Stored dataset items

· · ·

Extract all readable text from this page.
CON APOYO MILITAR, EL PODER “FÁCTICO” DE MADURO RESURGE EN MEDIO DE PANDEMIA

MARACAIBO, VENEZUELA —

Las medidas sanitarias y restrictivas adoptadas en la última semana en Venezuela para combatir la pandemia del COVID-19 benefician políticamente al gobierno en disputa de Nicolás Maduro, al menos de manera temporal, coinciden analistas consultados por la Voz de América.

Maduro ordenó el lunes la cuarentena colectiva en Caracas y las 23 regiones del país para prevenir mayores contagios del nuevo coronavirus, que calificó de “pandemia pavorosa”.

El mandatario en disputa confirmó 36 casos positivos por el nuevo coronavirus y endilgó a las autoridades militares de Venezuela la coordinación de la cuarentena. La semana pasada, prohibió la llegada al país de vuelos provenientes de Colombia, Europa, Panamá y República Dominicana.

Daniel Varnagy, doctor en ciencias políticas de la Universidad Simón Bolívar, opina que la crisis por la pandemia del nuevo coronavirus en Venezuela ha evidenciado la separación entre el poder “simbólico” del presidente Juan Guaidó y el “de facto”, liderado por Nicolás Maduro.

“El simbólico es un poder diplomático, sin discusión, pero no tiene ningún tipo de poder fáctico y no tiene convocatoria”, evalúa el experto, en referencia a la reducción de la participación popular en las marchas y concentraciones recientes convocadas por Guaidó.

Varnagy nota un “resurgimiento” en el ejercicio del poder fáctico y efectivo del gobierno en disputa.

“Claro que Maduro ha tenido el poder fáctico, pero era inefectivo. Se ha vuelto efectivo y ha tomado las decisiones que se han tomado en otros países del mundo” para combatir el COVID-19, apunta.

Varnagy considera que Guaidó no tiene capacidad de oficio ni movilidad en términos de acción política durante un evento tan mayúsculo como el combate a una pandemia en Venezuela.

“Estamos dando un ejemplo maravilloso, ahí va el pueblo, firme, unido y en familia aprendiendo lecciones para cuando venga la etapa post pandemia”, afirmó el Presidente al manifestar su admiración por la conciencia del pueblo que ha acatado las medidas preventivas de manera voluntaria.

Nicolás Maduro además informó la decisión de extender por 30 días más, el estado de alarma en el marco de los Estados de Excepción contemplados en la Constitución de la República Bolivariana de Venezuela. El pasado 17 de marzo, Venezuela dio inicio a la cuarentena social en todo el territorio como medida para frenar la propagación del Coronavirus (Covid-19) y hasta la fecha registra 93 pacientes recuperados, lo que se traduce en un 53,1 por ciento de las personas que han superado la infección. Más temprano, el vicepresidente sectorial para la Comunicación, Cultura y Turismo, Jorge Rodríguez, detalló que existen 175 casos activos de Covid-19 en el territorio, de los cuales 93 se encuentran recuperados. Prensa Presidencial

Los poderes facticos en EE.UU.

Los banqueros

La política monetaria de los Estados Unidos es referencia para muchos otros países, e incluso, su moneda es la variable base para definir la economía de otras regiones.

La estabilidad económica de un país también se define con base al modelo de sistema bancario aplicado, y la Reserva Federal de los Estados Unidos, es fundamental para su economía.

· · ·

**EXERCISE DIRECTIONS**:
Go through the entries above and copy every line containing "gobierno".

**WRITTEN REPLY**:
Las medidas sanitarias y restrictivas adoptadas en la última semana en Venezuela para combatir la pandemia del COVID-19 benefician políticamente al gobierno en disputa de Nicolás Maduro, al menos de manera temporal, coinciden analistas consultados por la Voz de América.
Varnagy nota un “resurgimiento” en el ejercicio del poder fáctico y efectivo del gobierno en disputa.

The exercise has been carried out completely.